_Challenge_: Quote all of the material below word for word, keeping every line unchanged.

** start Material to process **

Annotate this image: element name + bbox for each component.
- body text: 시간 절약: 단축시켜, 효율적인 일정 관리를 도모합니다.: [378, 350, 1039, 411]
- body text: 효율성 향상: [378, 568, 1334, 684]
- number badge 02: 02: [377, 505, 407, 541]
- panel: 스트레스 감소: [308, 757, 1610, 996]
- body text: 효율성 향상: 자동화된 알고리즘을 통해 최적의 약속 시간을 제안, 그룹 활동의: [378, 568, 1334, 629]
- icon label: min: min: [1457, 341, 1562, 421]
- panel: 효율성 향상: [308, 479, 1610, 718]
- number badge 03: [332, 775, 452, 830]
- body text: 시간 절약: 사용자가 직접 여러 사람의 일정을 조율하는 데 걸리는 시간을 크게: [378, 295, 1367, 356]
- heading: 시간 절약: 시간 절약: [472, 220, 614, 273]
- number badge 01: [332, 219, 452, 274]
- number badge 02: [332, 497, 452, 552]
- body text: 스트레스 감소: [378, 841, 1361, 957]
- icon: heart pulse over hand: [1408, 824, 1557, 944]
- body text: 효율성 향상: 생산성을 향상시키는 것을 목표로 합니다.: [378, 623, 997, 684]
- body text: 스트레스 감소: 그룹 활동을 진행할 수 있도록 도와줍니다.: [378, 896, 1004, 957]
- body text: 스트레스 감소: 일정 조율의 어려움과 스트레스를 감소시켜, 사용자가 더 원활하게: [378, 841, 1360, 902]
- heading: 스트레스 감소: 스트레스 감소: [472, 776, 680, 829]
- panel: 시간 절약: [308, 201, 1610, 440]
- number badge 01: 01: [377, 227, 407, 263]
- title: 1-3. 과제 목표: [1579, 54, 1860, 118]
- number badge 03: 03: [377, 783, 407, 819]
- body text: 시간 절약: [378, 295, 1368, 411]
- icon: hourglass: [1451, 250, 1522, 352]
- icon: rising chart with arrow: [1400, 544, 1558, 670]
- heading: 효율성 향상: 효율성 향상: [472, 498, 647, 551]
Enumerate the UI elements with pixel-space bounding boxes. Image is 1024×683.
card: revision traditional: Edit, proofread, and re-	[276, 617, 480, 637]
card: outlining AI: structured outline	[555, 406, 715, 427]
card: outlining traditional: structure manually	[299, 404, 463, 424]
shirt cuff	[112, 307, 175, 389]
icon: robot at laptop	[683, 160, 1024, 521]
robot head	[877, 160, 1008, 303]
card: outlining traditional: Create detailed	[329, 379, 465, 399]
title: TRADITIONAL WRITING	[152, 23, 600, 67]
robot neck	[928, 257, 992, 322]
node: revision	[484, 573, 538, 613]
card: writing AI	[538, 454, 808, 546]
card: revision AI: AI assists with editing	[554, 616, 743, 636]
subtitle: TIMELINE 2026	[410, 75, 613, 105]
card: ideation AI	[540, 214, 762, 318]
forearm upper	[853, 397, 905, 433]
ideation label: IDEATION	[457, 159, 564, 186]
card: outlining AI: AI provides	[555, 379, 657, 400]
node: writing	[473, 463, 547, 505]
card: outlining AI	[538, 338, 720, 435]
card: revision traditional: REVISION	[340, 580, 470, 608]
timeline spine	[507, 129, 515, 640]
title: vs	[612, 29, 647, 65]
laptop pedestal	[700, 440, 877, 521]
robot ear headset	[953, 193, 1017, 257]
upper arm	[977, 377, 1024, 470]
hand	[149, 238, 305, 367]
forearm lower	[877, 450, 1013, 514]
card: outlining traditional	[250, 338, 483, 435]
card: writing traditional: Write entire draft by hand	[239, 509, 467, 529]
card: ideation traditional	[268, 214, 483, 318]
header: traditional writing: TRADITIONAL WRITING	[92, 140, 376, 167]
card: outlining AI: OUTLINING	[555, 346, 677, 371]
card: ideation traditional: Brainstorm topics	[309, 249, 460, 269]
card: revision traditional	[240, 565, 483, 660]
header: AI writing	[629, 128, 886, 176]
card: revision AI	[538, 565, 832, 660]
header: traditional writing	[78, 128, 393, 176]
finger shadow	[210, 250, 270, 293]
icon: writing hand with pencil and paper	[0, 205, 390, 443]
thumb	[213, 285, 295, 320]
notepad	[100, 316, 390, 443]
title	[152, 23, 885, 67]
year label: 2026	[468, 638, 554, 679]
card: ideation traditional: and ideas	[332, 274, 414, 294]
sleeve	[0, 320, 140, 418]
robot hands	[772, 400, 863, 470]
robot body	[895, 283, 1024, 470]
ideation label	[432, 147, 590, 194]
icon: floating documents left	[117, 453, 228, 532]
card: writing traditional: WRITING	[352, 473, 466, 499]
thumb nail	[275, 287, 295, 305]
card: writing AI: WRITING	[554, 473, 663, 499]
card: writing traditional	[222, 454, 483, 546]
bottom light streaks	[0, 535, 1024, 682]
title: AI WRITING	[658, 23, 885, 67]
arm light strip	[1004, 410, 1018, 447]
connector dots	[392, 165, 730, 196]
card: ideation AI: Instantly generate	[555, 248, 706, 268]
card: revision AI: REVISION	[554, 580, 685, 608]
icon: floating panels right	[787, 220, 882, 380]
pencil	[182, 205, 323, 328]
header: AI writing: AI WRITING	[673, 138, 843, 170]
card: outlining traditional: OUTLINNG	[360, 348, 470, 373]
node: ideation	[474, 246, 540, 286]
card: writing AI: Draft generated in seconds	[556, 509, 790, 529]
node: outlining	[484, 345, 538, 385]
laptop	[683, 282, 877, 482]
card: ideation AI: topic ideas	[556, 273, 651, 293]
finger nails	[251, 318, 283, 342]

** end Material to process **

_Expected answer_:
Annotate this image: element name + bbox for each component.
- body text: 시간 절약: 단축시켜, 효율적인 일정 관리를 도모합니다.: [378, 350, 1039, 411]
- body text: 효율성 향상: [378, 568, 1334, 684]
- number badge 02: 02: [377, 505, 407, 541]
- panel: 스트레스 감소: [308, 757, 1610, 996]
- body text: 효율성 향상: 자동화된 알고리즘을 통해 최적의 약속 시간을 제안, 그룹 활동의: [378, 568, 1334, 629]
- icon label: min: min: [1457, 341, 1562, 421]
- panel: 효율성 향상: [308, 479, 1610, 718]
- number badge 03: [332, 775, 452, 830]
- body text: 시간 절약: 사용자가 직접 여러 사람의 일정을 조율하는 데 걸리는 시간을 크게: [378, 295, 1367, 356]
- heading: 시간 절약: 시간 절약: [472, 220, 614, 273]
- number badge 01: [332, 219, 452, 274]
- number badge 02: [332, 497, 452, 552]
- body text: 스트레스 감소: [378, 841, 1361, 957]
- icon: heart pulse over hand: [1408, 824, 1557, 944]
- body text: 효율성 향상: 생산성을 향상시키는 것을 목표로 합니다.: [378, 623, 997, 684]
- body text: 스트레스 감소: 그룹 활동을 진행할 수 있도록 도와줍니다.: [378, 896, 1004, 957]
- body text: 스트레스 감소: 일정 조율의 어려움과 스트레스를 감소시켜, 사용자가 더 원활하게: [378, 841, 1360, 902]
- heading: 스트레스 감소: 스트레스 감소: [472, 776, 680, 829]
- panel: 시간 절약: [308, 201, 1610, 440]
- number badge 01: 01: [377, 227, 407, 263]
- title: 1-3. 과제 목표: [1579, 54, 1860, 118]
- number badge 03: 03: [377, 783, 407, 819]
- body text: 시간 절약: [378, 295, 1368, 411]
- icon: hourglass: [1451, 250, 1522, 352]
- icon: rising chart with arrow: [1400, 544, 1558, 670]
- heading: 효율성 향상: 효율성 향상: [472, 498, 647, 551]
Enumerate the UI elements with pixel-space bounding boxes. Image is 1024×683.
card: revision traditional: Edit, proofread, and re-	[276, 617, 480, 637]
card: outlining AI: structured outline	[555, 406, 715, 427]
card: outlining traditional: structure manually	[299, 404, 463, 424]
shirt cuff	[112, 307, 175, 389]
icon: robot at laptop	[683, 160, 1024, 521]
robot head	[877, 160, 1008, 303]
card: outlining traditional: Create detailed	[329, 379, 465, 399]
title: TRADITIONAL WRITING	[152, 23, 600, 67]
robot neck	[928, 257, 992, 322]
node: revision	[484, 573, 538, 613]
card: writing AI	[538, 454, 808, 546]
card: revision AI: AI assists with editing	[554, 616, 743, 636]
subtitle: TIMELINE 2026	[410, 75, 613, 105]
card: ideation AI	[540, 214, 762, 318]
forearm upper	[853, 397, 905, 433]
ideation label: IDEATION	[457, 159, 564, 186]
card: outlining AI: AI provides	[555, 379, 657, 400]
node: writing	[473, 463, 547, 505]
card: outlining AI	[538, 338, 720, 435]
card: revision traditional: REVISION	[340, 580, 470, 608]
timeline spine	[507, 129, 515, 640]
title: vs	[612, 29, 647, 65]
laptop pedestal	[700, 440, 877, 521]
robot ear headset	[953, 193, 1017, 257]
upper arm	[977, 377, 1024, 470]
hand	[149, 238, 305, 367]
forearm lower	[877, 450, 1013, 514]
card: outlining traditional	[250, 338, 483, 435]
card: writing traditional: Write entire draft by hand	[239, 509, 467, 529]
card: ideation traditional	[268, 214, 483, 318]
header: traditional writing: TRADITIONAL WRITING	[92, 140, 376, 167]
card: outlining AI: OUTLINING	[555, 346, 677, 371]
card: ideation traditional: Brainstorm topics	[309, 249, 460, 269]
card: revision traditional	[240, 565, 483, 660]
header: AI writing	[629, 128, 886, 176]
card: revision AI	[538, 565, 832, 660]
header: traditional writing	[78, 128, 393, 176]
finger shadow	[210, 250, 270, 293]
icon: writing hand with pencil and paper	[0, 205, 390, 443]
thumb	[213, 285, 295, 320]
notepad	[100, 316, 390, 443]
title	[152, 23, 885, 67]
year label: 2026	[468, 638, 554, 679]
card: ideation traditional: and ideas	[332, 274, 414, 294]
sleeve	[0, 320, 140, 418]
robot hands	[772, 400, 863, 470]
robot body	[895, 283, 1024, 470]
ideation label	[432, 147, 590, 194]
icon: floating documents left	[117, 453, 228, 532]
card: writing traditional: WRITING	[352, 473, 466, 499]
thumb nail	[275, 287, 295, 305]
card: writing AI: WRITING	[554, 473, 663, 499]
card: writing traditional	[222, 454, 483, 546]
bottom light streaks	[0, 535, 1024, 682]
title: AI WRITING	[658, 23, 885, 67]
arm light strip	[1004, 410, 1018, 447]
connector dots	[392, 165, 730, 196]
card: ideation AI: Instantly generate	[555, 248, 706, 268]
card: revision AI: REVISION	[554, 580, 685, 608]
icon: floating panels right	[787, 220, 882, 380]
pencil	[182, 205, 323, 328]
header: AI writing: AI WRITING	[673, 138, 843, 170]
card: outlining traditional: OUTLINNG	[360, 348, 470, 373]
node: ideation	[474, 246, 540, 286]
card: writing AI: Draft generated in seconds	[556, 509, 790, 529]
node: outlining	[484, 345, 538, 385]
laptop	[683, 282, 877, 482]
card: ideation AI: topic ideas	[556, 273, 651, 293]
finger nails	[251, 318, 283, 342]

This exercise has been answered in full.